* Given exercise: Give the entries again, word for word.

----------

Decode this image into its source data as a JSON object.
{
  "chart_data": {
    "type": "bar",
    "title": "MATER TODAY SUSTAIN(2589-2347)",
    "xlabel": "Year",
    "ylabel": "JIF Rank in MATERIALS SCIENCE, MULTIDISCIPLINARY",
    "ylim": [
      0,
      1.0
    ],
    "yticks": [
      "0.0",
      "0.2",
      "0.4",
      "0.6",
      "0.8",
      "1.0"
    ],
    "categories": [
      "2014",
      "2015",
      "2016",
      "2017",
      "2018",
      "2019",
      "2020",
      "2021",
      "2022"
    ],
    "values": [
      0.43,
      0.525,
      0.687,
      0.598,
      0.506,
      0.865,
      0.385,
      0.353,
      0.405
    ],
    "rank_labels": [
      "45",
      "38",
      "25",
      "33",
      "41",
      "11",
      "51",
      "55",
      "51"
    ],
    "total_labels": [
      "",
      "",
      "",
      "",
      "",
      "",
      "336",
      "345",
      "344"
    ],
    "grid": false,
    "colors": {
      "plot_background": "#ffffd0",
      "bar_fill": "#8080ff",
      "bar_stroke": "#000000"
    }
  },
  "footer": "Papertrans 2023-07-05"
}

----------

* Correct answer:
Decode this image into its source data as a JSON object.
{
  "chart_data": {
    "type": "bar",
    "title": "MATER TODAY SUSTAIN(2589-2347)",
    "xlabel": "Year",
    "ylabel": "JIF Rank in MATERIALS SCIENCE, MULTIDISCIPLINARY",
    "ylim": [
      0,
      1.0
    ],
    "yticks": [
      "0.0",
      "0.2",
      "0.4",
      "0.6",
      "0.8",
      "1.0"
    ],
    "categories": [
      "2014",
      "2015",
      "2016",
      "2017",
      "2018",
      "2019",
      "2020",
      "2021",
      "2022"
    ],
    "values": [
      0.43,
      0.525,
      0.687,
      0.598,
      0.506,
      0.865,
      0.385,
      0.353,
      0.405
    ],
    "rank_labels": [
      "45",
      "38",
      "25",
      "33",
      "41",
      "11",
      "51",
      "55",
      "51"
    ],
    "total_labels": [
      "",
      "",
      "",
      "",
      "",
      "",
      "336",
      "345",
      "344"
    ],
    "grid": false,
    "colors": {
      "plot_background": "#ffffd0",
      "bar_fill": "#8080ff",
      "bar_stroke": "#000000"
    }
  },
  "footer": "Papertrans 2023-07-05"
}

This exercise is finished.